Given request. For the data below, report only the number of lines containing the string "cmdchallenge".

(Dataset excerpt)
* Start *
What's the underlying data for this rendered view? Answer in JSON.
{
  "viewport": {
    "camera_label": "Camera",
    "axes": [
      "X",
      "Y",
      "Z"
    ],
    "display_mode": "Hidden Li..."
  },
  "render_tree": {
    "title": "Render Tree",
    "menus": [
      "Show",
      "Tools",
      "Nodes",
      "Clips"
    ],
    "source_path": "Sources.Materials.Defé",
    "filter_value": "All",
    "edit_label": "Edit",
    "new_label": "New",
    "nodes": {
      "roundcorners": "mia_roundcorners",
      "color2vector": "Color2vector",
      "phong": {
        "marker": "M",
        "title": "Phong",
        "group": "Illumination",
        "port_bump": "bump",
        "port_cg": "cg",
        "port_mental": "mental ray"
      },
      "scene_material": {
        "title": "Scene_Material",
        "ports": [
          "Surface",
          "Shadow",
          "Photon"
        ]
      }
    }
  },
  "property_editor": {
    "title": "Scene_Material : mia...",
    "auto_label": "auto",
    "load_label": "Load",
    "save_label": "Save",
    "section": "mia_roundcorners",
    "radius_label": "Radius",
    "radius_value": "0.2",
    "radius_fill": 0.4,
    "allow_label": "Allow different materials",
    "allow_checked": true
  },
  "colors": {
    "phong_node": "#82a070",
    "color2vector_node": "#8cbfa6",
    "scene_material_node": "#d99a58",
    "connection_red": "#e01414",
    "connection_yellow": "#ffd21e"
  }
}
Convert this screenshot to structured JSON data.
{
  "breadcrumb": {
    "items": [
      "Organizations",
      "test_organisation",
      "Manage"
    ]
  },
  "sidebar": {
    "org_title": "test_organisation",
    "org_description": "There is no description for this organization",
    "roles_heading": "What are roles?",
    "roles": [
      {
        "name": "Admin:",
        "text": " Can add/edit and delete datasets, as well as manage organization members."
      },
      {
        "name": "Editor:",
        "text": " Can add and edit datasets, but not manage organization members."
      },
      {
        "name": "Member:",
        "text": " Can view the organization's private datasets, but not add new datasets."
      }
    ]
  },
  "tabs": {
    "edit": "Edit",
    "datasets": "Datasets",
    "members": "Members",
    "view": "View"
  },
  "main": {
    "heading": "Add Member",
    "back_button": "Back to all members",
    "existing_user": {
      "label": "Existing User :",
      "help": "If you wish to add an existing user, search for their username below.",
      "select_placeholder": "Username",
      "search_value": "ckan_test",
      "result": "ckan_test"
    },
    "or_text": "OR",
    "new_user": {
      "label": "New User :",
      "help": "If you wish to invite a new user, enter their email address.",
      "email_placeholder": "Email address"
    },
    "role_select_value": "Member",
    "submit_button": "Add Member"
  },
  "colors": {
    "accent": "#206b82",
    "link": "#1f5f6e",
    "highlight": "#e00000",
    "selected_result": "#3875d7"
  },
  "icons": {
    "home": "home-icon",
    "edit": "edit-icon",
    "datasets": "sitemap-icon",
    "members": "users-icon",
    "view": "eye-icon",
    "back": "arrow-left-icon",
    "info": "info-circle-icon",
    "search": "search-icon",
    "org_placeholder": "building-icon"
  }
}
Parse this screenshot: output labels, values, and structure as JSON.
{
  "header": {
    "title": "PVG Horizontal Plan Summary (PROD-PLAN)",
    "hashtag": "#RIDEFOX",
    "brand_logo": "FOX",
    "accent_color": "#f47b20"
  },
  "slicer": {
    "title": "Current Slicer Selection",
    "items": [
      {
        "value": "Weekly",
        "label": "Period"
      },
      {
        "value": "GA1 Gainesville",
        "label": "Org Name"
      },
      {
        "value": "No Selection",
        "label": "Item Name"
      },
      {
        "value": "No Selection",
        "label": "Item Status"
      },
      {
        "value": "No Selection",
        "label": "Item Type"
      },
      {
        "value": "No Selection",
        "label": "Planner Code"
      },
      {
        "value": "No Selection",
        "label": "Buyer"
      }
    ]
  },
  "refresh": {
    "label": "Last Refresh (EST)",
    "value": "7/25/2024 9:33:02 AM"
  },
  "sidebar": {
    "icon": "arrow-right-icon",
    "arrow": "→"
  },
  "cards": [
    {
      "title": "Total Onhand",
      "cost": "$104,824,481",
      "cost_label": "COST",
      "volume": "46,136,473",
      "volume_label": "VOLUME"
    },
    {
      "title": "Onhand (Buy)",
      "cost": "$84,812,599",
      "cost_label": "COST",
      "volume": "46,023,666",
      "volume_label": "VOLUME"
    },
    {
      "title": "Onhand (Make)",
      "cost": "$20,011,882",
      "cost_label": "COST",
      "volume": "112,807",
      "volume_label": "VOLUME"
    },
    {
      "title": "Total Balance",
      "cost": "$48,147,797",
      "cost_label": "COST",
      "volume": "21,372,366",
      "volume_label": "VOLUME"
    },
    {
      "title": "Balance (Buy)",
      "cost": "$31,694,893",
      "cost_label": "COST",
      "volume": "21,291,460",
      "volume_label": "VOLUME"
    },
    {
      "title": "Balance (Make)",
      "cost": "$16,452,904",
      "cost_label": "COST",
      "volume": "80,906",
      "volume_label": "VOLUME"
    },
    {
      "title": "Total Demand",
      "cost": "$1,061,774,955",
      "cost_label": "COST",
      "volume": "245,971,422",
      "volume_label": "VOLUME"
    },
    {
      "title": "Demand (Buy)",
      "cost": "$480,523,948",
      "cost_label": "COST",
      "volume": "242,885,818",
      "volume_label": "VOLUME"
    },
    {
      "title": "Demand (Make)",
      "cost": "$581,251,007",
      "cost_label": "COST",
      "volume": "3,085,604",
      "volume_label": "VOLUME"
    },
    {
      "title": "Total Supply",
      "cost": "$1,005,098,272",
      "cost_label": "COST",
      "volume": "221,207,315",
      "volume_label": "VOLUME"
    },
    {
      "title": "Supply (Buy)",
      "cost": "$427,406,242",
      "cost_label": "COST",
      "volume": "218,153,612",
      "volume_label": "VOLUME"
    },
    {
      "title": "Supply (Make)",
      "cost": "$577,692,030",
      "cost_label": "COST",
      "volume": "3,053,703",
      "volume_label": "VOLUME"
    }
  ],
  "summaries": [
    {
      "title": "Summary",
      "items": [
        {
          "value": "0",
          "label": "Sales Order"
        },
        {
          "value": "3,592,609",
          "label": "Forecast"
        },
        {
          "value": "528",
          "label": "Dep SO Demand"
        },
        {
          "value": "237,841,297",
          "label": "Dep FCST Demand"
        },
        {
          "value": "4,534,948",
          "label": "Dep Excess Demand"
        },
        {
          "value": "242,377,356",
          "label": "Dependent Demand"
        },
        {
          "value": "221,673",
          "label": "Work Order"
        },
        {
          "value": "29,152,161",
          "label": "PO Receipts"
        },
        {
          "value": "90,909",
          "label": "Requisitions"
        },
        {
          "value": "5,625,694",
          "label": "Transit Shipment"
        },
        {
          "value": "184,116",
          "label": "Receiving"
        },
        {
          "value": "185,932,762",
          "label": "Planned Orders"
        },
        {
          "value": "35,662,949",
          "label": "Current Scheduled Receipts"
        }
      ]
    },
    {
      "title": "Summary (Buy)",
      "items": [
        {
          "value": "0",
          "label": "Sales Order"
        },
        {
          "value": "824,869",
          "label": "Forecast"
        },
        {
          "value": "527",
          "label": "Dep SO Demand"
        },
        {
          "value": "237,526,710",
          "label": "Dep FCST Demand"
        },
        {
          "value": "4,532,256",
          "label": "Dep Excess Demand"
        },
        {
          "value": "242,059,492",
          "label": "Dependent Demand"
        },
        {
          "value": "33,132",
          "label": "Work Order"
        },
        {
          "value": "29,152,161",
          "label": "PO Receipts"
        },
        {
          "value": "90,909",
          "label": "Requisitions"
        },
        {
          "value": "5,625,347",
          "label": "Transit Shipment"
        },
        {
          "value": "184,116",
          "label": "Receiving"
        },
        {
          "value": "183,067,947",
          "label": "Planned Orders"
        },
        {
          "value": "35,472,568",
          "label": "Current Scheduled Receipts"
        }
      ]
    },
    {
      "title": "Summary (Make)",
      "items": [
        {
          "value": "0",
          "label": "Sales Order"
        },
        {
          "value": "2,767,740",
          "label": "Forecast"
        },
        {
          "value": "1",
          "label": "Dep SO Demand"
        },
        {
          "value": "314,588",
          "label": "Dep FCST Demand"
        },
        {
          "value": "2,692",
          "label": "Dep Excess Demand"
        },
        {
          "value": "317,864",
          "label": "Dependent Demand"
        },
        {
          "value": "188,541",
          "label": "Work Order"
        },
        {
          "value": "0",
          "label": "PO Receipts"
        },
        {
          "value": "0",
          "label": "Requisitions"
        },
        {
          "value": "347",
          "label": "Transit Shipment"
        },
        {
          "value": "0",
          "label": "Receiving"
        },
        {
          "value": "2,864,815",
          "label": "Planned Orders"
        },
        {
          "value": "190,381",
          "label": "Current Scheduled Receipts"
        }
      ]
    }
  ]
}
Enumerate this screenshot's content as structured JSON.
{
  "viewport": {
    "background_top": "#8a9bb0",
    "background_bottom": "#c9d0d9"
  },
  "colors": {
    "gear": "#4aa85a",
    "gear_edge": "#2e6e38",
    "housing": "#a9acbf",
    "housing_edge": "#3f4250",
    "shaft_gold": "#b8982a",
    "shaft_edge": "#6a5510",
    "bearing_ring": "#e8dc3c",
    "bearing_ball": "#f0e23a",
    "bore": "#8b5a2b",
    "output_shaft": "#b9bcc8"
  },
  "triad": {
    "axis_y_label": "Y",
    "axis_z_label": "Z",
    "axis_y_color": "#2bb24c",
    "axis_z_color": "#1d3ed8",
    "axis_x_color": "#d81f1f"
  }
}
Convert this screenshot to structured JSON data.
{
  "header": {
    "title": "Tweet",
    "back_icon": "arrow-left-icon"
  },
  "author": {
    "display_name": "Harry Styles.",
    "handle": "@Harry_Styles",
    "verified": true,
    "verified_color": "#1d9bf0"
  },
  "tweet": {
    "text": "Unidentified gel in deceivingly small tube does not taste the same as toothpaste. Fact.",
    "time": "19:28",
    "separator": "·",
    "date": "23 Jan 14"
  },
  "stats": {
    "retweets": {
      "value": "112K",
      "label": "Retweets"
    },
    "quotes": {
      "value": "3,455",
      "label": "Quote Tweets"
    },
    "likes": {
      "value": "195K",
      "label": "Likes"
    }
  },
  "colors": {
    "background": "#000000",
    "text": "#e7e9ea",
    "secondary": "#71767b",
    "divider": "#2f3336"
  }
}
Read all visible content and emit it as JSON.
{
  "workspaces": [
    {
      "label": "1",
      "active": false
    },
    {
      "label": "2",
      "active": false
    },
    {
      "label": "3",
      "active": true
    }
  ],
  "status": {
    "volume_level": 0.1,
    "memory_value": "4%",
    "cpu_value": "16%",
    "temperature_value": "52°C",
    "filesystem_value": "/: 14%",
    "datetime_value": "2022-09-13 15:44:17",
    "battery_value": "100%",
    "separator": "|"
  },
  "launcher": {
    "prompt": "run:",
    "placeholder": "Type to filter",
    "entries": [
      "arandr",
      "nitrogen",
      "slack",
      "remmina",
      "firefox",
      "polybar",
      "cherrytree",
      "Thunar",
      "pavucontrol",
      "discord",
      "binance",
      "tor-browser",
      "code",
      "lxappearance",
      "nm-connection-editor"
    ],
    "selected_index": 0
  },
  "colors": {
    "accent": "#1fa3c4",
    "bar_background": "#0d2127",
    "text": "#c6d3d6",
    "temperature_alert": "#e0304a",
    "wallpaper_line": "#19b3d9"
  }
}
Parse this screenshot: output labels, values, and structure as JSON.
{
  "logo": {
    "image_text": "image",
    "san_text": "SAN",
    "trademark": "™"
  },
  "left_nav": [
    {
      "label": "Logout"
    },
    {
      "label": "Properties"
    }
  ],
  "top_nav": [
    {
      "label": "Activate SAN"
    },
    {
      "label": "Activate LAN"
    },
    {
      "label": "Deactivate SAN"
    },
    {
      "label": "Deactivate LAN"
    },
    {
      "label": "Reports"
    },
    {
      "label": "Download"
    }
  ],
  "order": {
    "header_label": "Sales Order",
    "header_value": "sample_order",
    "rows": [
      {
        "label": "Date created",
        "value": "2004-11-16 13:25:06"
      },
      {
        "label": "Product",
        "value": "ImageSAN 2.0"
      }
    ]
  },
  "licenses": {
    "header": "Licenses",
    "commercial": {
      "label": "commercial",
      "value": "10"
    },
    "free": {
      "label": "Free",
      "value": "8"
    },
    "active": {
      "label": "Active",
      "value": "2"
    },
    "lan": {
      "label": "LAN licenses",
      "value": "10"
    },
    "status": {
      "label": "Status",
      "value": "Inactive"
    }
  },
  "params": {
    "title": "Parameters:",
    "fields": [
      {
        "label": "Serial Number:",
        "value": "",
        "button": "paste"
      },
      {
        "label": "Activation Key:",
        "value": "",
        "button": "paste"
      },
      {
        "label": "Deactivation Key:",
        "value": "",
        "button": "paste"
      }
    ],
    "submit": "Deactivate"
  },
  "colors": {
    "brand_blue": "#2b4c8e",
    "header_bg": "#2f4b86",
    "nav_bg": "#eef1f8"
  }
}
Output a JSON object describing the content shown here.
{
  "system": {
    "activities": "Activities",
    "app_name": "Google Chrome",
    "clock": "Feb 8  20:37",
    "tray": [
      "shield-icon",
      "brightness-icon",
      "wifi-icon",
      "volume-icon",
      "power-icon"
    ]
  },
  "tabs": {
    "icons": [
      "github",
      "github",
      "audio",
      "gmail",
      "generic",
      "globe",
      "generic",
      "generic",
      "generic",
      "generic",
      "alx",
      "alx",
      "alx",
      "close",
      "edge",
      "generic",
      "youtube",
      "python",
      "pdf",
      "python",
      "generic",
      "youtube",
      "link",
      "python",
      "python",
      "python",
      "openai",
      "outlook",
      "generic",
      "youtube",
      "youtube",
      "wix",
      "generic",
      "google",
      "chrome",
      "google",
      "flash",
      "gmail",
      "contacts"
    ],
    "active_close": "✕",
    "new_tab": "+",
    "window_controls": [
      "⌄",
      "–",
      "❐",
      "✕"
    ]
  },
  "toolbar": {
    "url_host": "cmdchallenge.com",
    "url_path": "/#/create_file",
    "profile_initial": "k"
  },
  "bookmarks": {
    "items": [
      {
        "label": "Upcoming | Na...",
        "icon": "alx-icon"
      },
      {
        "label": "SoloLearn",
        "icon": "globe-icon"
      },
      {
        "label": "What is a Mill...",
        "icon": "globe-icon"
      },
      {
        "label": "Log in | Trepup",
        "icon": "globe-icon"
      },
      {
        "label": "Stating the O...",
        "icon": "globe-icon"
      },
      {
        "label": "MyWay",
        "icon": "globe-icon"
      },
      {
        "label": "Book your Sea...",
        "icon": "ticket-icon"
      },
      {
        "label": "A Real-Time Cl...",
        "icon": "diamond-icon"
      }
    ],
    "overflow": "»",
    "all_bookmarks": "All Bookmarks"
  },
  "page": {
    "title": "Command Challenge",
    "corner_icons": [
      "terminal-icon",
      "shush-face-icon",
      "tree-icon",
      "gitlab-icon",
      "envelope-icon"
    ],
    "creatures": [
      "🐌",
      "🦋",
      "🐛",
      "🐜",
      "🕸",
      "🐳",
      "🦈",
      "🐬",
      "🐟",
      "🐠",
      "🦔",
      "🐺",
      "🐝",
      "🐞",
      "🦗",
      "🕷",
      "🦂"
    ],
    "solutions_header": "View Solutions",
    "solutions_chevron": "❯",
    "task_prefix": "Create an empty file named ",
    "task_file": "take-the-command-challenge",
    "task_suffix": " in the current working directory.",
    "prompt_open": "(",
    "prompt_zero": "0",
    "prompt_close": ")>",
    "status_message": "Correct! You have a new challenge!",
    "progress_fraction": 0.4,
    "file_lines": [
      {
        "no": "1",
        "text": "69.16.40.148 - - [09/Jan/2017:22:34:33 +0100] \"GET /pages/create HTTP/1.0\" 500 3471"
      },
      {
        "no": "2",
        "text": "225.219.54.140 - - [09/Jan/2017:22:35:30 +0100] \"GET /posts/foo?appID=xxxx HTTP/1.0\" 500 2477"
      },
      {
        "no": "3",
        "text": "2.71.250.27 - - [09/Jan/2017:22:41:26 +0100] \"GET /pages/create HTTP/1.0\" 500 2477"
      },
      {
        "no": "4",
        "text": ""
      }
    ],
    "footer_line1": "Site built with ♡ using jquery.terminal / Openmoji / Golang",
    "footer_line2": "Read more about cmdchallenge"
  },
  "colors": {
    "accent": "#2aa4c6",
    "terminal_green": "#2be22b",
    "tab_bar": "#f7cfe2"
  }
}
* End *
Answer for the task. 2